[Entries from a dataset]
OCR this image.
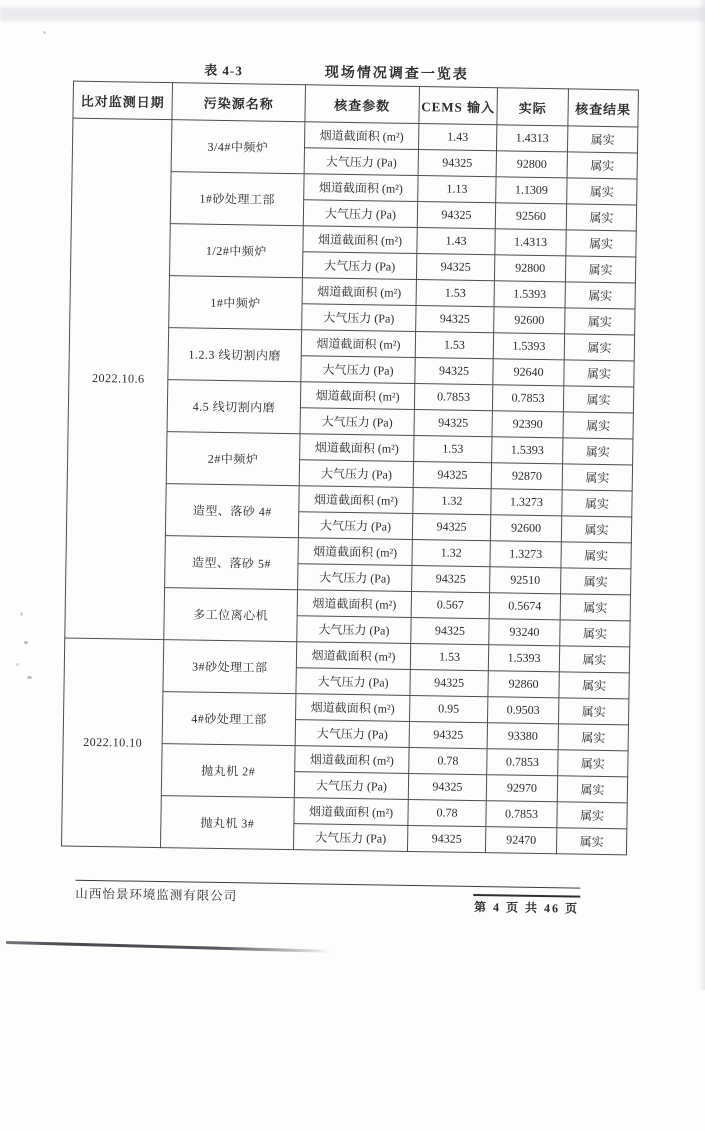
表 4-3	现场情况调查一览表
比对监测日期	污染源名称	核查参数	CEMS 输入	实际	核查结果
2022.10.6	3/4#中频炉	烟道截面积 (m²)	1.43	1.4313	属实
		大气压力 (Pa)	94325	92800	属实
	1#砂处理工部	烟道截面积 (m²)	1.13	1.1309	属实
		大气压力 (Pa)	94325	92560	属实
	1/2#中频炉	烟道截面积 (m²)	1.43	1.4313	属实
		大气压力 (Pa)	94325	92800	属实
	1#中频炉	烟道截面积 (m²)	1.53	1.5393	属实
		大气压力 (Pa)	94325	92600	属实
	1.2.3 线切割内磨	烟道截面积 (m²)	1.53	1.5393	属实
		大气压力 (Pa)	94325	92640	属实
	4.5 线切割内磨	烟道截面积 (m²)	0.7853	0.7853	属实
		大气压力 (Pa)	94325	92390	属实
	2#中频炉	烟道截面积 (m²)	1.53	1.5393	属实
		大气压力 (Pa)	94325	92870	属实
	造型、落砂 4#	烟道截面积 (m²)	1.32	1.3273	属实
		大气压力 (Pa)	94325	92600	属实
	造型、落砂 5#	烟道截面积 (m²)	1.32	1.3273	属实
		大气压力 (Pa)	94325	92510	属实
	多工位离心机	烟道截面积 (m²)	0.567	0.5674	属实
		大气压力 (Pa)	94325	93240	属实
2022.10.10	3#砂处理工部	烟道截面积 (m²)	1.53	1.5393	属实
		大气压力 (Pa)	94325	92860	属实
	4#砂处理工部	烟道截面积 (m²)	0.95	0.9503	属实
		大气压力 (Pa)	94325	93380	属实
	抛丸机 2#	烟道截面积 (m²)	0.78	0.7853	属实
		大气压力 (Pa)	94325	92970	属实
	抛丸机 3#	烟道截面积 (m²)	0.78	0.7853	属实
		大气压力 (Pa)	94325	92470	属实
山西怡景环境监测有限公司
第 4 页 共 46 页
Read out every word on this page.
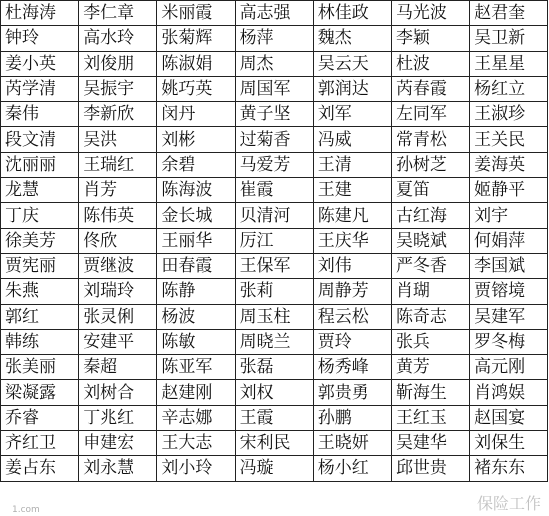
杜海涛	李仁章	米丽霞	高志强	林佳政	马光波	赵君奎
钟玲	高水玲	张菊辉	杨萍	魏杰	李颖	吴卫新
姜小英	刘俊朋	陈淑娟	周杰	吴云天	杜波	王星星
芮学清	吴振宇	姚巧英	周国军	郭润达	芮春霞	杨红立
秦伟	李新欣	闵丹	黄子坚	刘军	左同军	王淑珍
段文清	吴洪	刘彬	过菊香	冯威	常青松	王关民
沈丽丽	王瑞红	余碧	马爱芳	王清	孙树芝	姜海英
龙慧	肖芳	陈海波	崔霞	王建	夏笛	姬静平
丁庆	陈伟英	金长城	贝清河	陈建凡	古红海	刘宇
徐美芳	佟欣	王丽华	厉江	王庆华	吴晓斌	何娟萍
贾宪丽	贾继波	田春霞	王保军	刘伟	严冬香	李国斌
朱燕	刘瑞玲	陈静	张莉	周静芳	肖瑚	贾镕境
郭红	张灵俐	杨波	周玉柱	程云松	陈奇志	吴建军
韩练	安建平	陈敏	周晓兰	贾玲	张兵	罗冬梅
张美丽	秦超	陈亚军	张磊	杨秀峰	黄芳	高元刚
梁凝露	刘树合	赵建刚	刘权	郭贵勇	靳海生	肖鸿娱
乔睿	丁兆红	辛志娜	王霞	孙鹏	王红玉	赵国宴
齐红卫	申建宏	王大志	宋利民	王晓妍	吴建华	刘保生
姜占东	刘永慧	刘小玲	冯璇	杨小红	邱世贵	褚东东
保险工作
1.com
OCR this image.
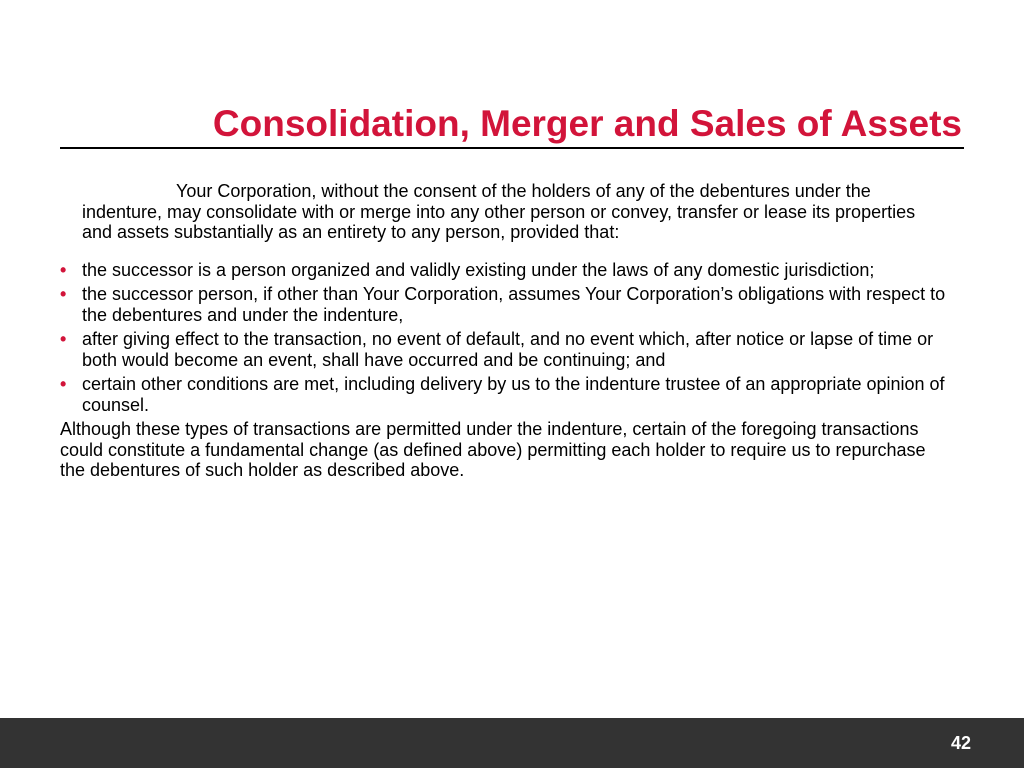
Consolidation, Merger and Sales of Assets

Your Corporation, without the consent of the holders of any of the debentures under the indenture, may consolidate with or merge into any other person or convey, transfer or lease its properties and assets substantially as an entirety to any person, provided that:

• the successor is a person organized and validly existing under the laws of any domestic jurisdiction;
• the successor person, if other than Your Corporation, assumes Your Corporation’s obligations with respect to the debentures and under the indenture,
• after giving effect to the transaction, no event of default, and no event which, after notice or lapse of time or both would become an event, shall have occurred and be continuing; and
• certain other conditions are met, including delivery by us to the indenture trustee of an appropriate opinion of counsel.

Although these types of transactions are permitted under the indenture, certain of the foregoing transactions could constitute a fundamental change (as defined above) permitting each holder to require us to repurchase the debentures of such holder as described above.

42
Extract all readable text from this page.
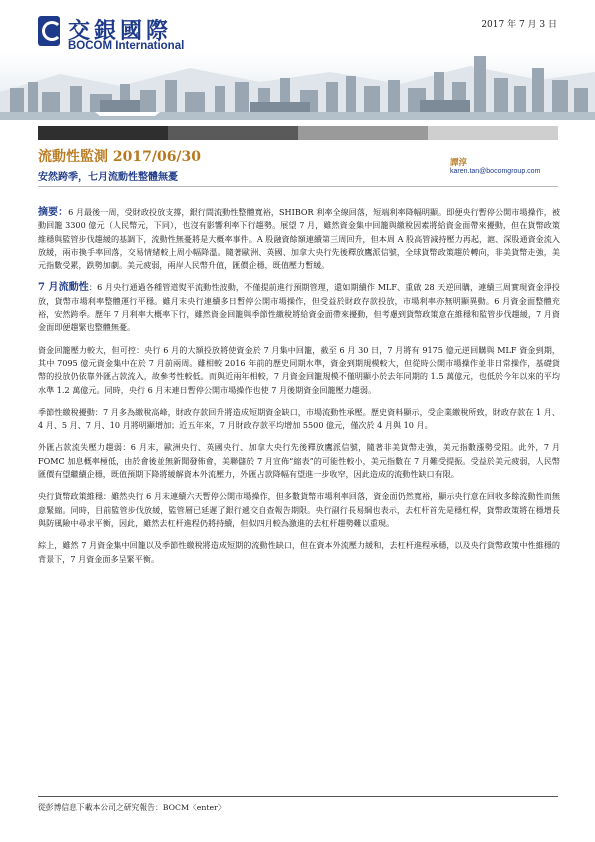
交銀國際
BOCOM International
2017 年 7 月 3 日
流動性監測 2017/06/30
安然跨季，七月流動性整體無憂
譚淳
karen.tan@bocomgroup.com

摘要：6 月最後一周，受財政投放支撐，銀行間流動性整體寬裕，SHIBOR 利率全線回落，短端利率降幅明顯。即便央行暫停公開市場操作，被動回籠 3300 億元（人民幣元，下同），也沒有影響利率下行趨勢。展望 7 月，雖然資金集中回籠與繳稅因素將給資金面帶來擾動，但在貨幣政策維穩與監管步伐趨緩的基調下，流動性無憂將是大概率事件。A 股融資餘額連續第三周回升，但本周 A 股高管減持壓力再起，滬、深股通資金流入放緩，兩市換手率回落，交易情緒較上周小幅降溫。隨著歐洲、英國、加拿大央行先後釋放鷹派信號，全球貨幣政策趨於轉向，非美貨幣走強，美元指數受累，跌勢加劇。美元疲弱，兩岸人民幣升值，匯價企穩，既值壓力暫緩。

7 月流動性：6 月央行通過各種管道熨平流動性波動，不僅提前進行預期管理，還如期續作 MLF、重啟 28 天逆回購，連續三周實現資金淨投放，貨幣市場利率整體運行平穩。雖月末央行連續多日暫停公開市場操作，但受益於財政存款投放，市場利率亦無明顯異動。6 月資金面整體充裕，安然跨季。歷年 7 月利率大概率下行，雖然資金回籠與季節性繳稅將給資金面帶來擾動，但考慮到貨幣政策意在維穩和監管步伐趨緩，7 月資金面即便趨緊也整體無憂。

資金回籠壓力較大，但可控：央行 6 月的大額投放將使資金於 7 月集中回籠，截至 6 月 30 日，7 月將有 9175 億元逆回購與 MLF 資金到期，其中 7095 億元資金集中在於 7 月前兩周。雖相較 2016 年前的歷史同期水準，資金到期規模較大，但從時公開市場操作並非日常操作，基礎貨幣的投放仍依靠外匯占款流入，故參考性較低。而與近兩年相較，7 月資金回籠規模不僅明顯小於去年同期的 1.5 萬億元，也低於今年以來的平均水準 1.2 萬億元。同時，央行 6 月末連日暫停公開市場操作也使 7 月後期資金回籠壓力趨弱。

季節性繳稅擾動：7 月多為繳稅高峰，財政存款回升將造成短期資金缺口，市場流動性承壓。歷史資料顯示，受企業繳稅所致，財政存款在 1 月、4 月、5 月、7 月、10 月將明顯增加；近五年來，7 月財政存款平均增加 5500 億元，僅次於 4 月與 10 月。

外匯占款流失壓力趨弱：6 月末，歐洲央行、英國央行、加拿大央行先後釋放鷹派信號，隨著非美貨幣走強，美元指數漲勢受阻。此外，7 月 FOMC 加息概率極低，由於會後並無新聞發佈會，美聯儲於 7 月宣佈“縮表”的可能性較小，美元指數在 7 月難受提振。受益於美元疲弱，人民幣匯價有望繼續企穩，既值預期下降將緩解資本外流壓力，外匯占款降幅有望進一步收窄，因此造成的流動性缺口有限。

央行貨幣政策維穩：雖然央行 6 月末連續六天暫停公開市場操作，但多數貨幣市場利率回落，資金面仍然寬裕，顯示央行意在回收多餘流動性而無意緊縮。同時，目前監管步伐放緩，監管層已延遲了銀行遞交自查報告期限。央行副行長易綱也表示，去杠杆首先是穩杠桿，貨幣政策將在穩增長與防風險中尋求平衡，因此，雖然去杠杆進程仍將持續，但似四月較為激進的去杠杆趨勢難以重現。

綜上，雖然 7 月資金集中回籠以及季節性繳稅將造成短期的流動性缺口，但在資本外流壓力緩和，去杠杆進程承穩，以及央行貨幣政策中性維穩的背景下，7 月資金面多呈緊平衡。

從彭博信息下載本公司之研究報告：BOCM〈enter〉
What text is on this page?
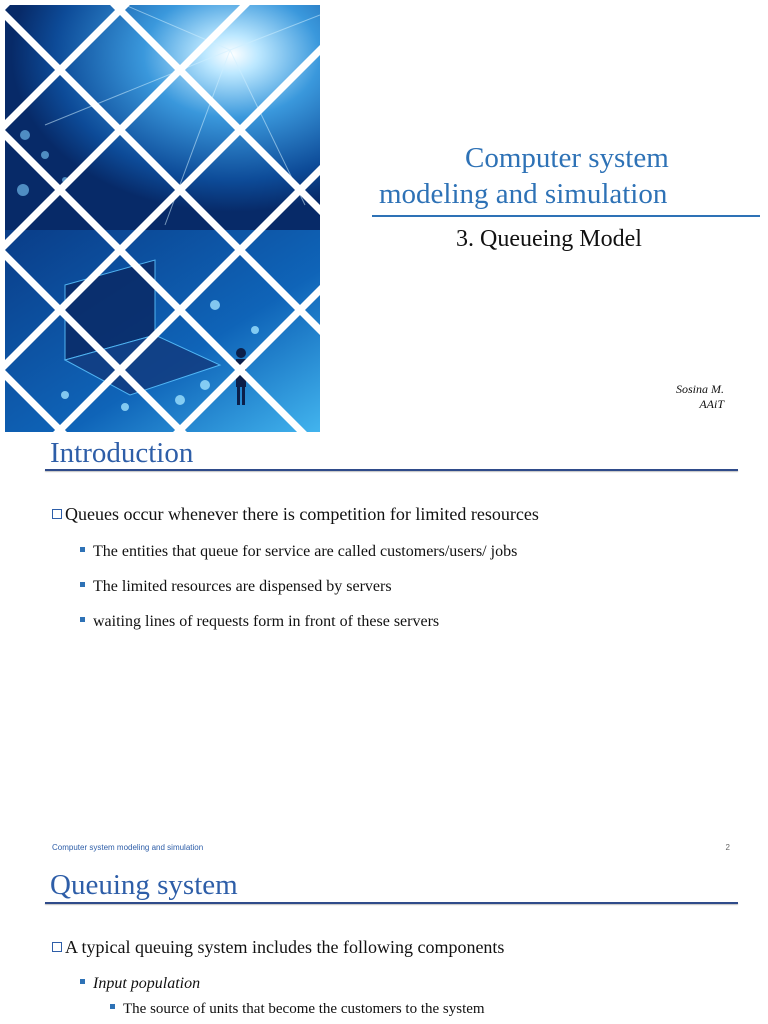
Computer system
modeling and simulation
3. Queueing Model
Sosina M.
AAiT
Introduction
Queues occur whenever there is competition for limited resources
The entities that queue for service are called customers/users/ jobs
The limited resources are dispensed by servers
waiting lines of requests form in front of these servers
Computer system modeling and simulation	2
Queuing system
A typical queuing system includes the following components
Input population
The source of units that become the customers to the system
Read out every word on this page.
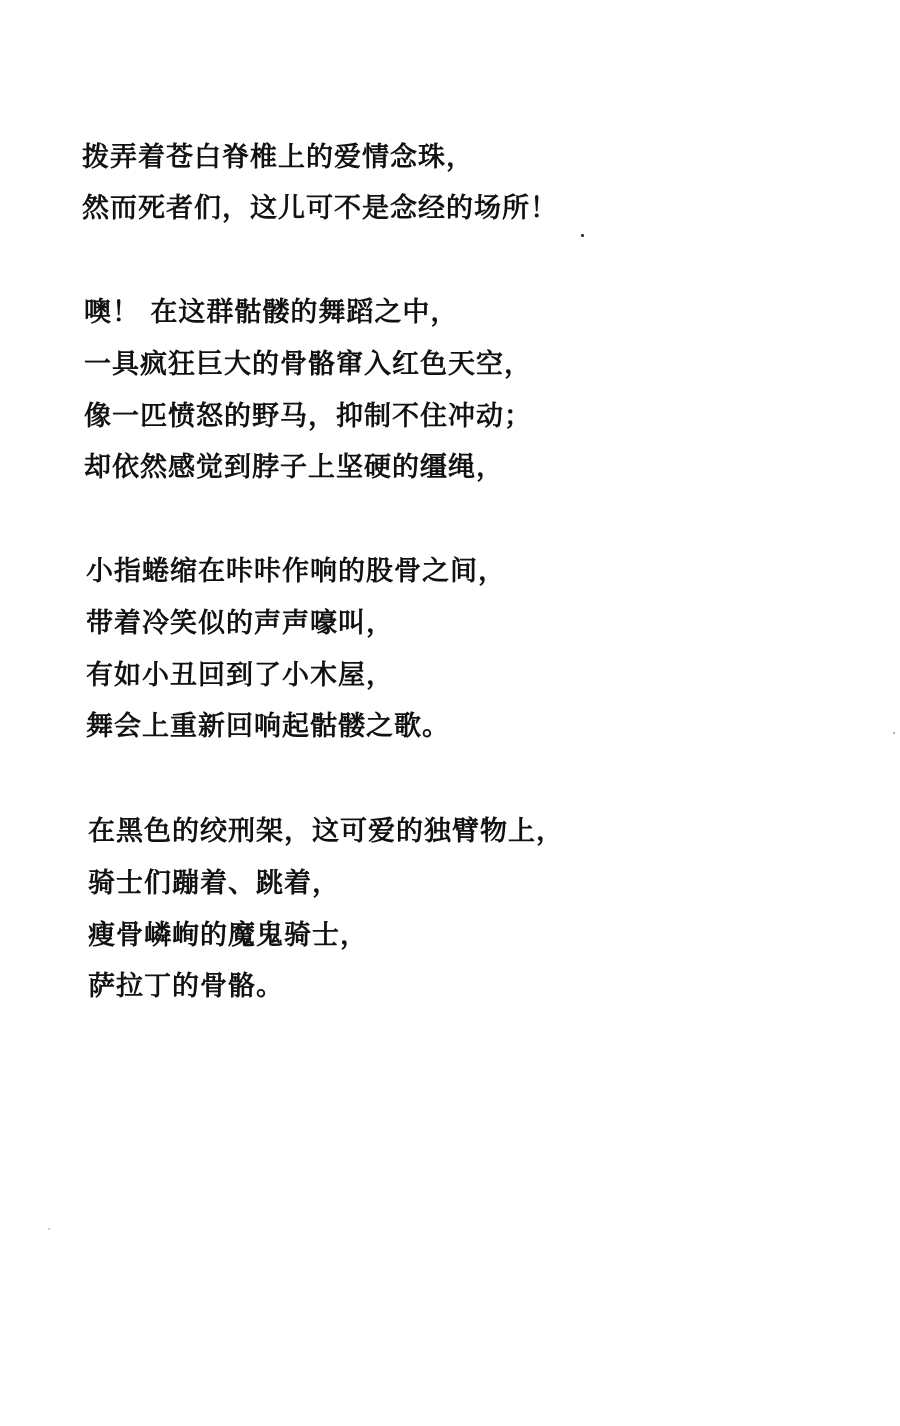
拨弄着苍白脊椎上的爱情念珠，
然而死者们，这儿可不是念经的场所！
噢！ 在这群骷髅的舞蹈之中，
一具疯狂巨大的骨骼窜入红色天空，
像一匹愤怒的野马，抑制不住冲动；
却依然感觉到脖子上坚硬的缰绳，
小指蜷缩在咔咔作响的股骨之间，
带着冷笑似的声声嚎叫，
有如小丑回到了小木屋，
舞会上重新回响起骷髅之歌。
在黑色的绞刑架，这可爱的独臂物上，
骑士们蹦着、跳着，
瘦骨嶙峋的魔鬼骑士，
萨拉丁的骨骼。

CHALLENGE:
Using the material above, copy every line in which the string "Your" occurs.

REPLY:
Your Corporation, without the consent of the holders of any of the debentures under the indenture, may consolidate with or merge into any other person or convey, transfer or lease its properties and assets substantially as an entirety to any person, provided that:
• the successor person, if other than Your Corporation, assumes Your Corporation’s obligations with respect to the debentures and under the indenture,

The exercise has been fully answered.